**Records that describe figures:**
<<<<
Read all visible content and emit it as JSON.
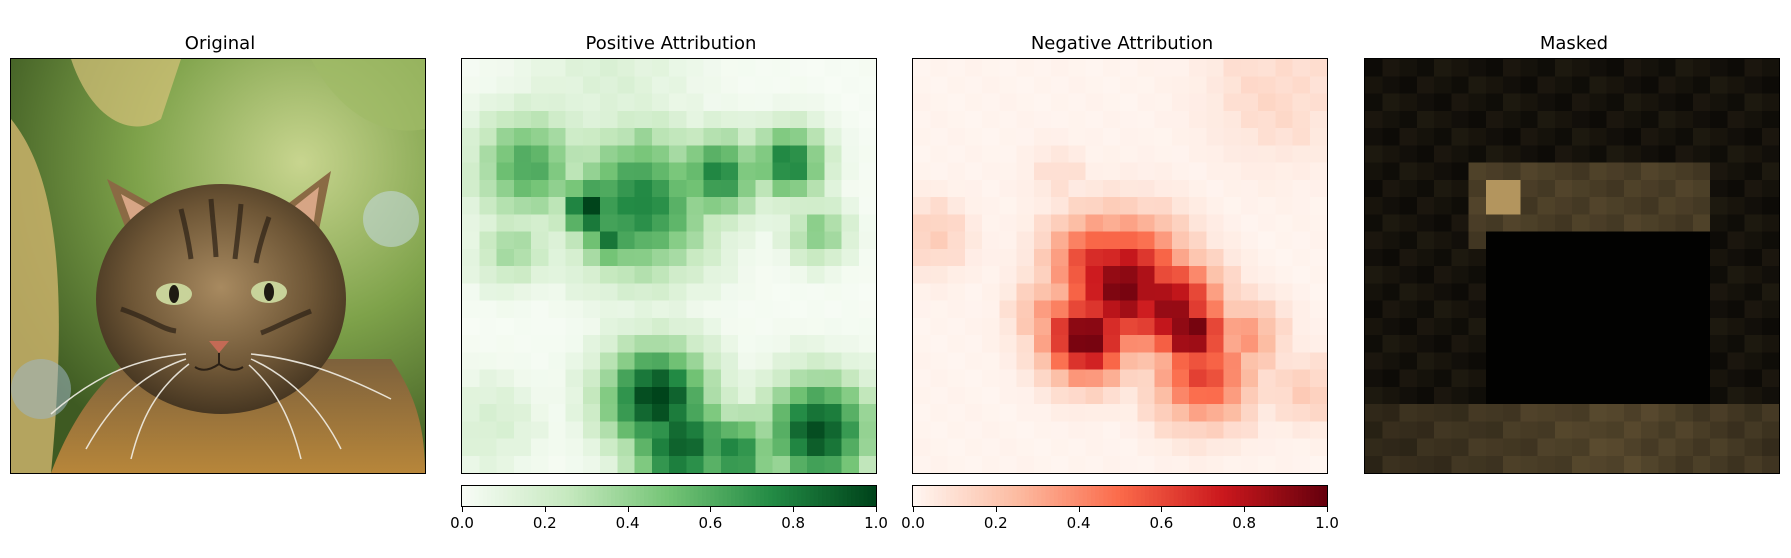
{
  "chart_data": [
    {
      "type": "image",
      "title": "Original",
      "content": "photo of a tabby cat against green foliage"
    },
    {
      "type": "heatmap",
      "title": "Positive Attribution",
      "colormap": "Greens",
      "colorbar": {
        "min": 0.0,
        "max": 1.0,
        "ticks": [
          "0.0",
          "0.2",
          "0.4",
          "0.6",
          "0.8",
          "1.0"
        ]
      },
      "grid_size": 24,
      "hotspots": [
        {
          "cx": 0.31,
          "cy": 0.36,
          "r": 0.05,
          "v": 1.0
        },
        {
          "cx": 0.43,
          "cy": 0.35,
          "r": 0.12,
          "v": 0.75
        },
        {
          "cx": 0.62,
          "cy": 0.28,
          "r": 0.07,
          "v": 0.75
        },
        {
          "cx": 0.79,
          "cy": 0.25,
          "r": 0.06,
          "v": 0.8
        },
        {
          "cx": 0.16,
          "cy": 0.26,
          "r": 0.09,
          "v": 0.6
        },
        {
          "cx": 0.36,
          "cy": 0.43,
          "r": 0.05,
          "v": 0.8
        },
        {
          "cx": 0.44,
          "cy": 0.22,
          "r": 0.04,
          "v": 0.5
        },
        {
          "cx": 0.86,
          "cy": 0.42,
          "r": 0.05,
          "v": 0.45
        },
        {
          "cx": 0.12,
          "cy": 0.46,
          "r": 0.06,
          "v": 0.35
        },
        {
          "cx": 0.47,
          "cy": 0.82,
          "r": 0.09,
          "v": 1.0
        },
        {
          "cx": 0.53,
          "cy": 0.93,
          "r": 0.09,
          "v": 0.9
        },
        {
          "cx": 0.66,
          "cy": 0.95,
          "r": 0.07,
          "v": 0.75
        },
        {
          "cx": 0.86,
          "cy": 0.9,
          "r": 0.09,
          "v": 0.95
        },
        {
          "cx": 0.92,
          "cy": 0.95,
          "r": 0.05,
          "v": 0.6
        },
        {
          "cx": 0.07,
          "cy": 0.88,
          "r": 0.08,
          "v": 0.15
        },
        {
          "cx": 0.35,
          "cy": 0.05,
          "r": 0.15,
          "v": 0.12
        }
      ]
    },
    {
      "type": "heatmap",
      "title": "Negative Attribution",
      "colormap": "Reds",
      "colorbar": {
        "min": 0.0,
        "max": 1.0,
        "ticks": [
          "0.0",
          "0.2",
          "0.4",
          "0.6",
          "0.8",
          "1.0"
        ]
      },
      "grid_size": 24,
      "hotspots": [
        {
          "cx": 0.42,
          "cy": 0.67,
          "r": 0.07,
          "v": 1.0
        },
        {
          "cx": 0.51,
          "cy": 0.55,
          "r": 0.1,
          "v": 0.95
        },
        {
          "cx": 0.62,
          "cy": 0.6,
          "r": 0.08,
          "v": 0.9
        },
        {
          "cx": 0.67,
          "cy": 0.66,
          "r": 0.06,
          "v": 1.0
        },
        {
          "cx": 0.45,
          "cy": 0.5,
          "r": 0.08,
          "v": 0.7
        },
        {
          "cx": 0.7,
          "cy": 0.76,
          "r": 0.08,
          "v": 0.6
        },
        {
          "cx": 0.56,
          "cy": 0.47,
          "r": 0.07,
          "v": 0.45
        },
        {
          "cx": 0.8,
          "cy": 0.67,
          "r": 0.06,
          "v": 0.35
        },
        {
          "cx": 0.34,
          "cy": 0.62,
          "r": 0.06,
          "v": 0.35
        },
        {
          "cx": 0.05,
          "cy": 0.43,
          "r": 0.06,
          "v": 0.15
        },
        {
          "cx": 0.88,
          "cy": 0.08,
          "r": 0.12,
          "v": 0.1
        },
        {
          "cx": 0.95,
          "cy": 0.8,
          "r": 0.06,
          "v": 0.15
        },
        {
          "cx": 0.35,
          "cy": 0.28,
          "r": 0.05,
          "v": 0.08
        }
      ]
    },
    {
      "type": "image",
      "title": "Masked",
      "content": "cat photo masked to dark patches, bright patch near upper left of head"
    }
  ]
}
>>>>
**DO THIS:**
In the records above, find each line with the word "photo" and copy it.

**WRITTEN ANSWER:**
      "content": "photo of a tabby cat against green foliage"
      "content": "cat photo masked to dark patches, bright patch near upper left of head"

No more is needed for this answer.